BEGIN

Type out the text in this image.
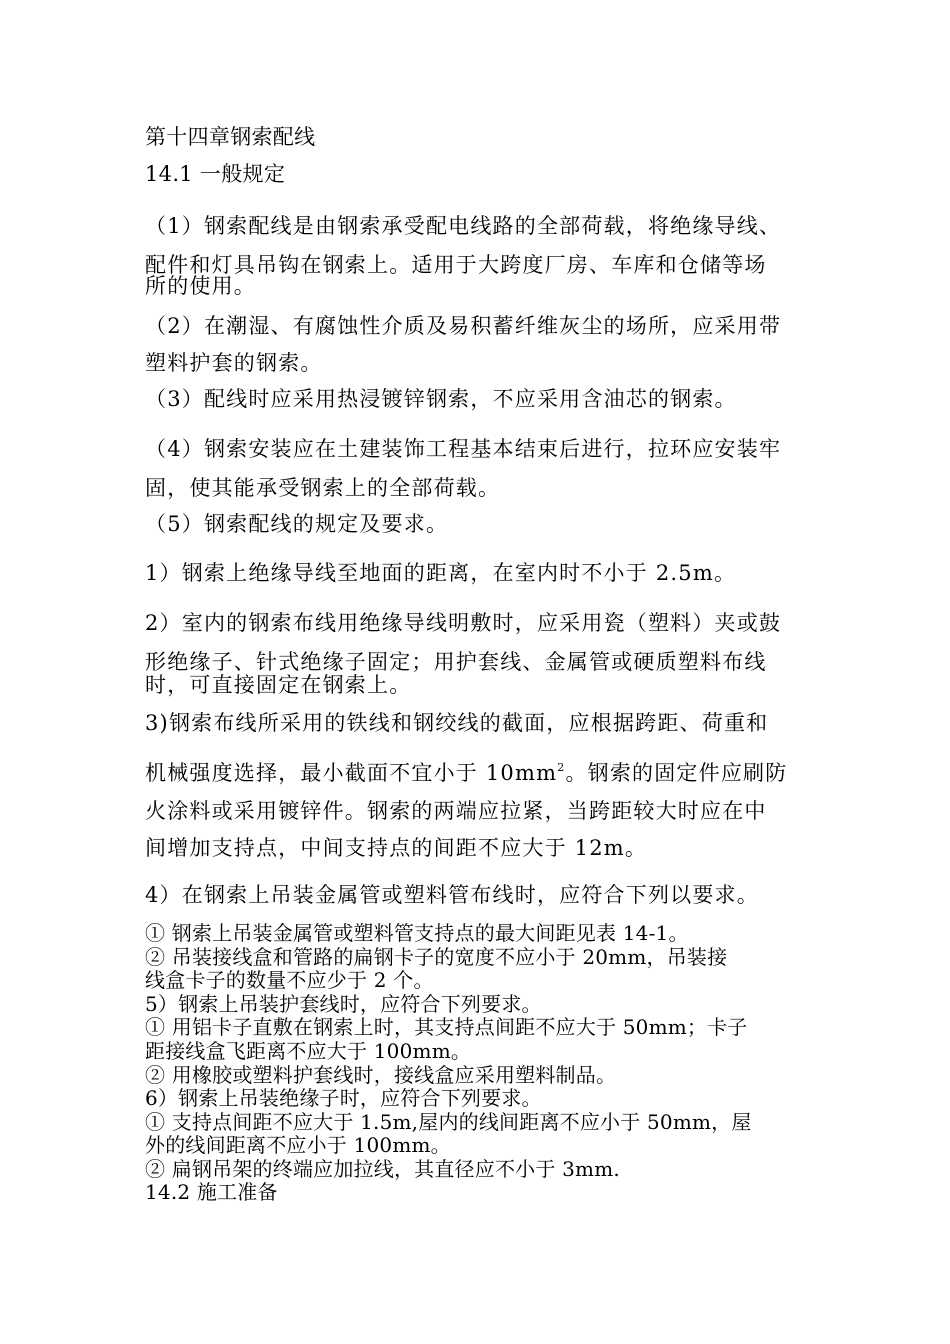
第十四章钢索配线
14.1 一般规定
（1）钢索配线是由钢索承受配电线路的全部荷载，将绝缘导线、
配件和灯具吊钩在钢索上。适用于大跨度厂房、车库和仓储等场
所的使用。
（2）在潮湿、有腐蚀性介质及易积蓄纤维灰尘的场所，应采用带
塑料护套的钢索。
（3）配线时应采用热浸镀锌钢索，不应采用含油芯的钢索。
（4）钢索安装应在土建装饰工程基本结束后进行，拉环应安装牢
固，使其能承受钢索上的全部荷载。
（5）钢索配线的规定及要求。
1）钢索上绝缘导线至地面的距离，在室内时不小于 2.5m。
2）室内的钢索布线用绝缘导线明敷时，应采用瓷（塑料）夹或鼓
形绝缘子、针式绝缘子固定；用护套线、金属管或硬质塑料布线
时，可直接固定在钢索上。
3)钢索布线所采用的铁线和钢绞线的截面，应根据跨距、荷重和
机械强度选择，最小截面不宜小于 $10mm^2$。钢索的固定件应刷防
火涂料或采用镀锌件。钢索的两端应拉紧，当跨距较大时应在中
间增加支持点，中间支持点的间距不应大于 12m。
4）在钢索上吊装金属管或塑料管布线时，应符合下列以要求。
① 钢索上吊装金属管或塑料管支持点的最大间距见表 14-1。
② 吊装接线盒和管路的扁钢卡子的宽度不应小于 20mm，吊装接
线盒卡子的数量不应少于 2 个。
5）钢索上吊装护套线时，应符合下列要求。
① 用铝卡子直敷在钢索上时，其支持点间距不应大于 50mm；卡子
距接线盒飞距离不应大于 100mm。
② 用橡胶或塑料护套线时，接线盒应采用塑料制品。
6）钢索上吊装绝缘子时，应符合下列要求。
① 支持点间距不应大于 1.5m,屋内的线间距离不应小于 50mm，屋
外的线间距离不应小于 100mm。
② 扁钢吊架的终端应加拉线，其直径应不小于 3mm.
14.2 施工准备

END

▶ WHAT YOU WILL DO:
Show every line above in which the word "应符合下列要求" occurs.

▶ REPLY:
5）钢索上吊装护套线时，应符合下列要求。
6）钢索上吊装绝缘子时，应符合下列要求。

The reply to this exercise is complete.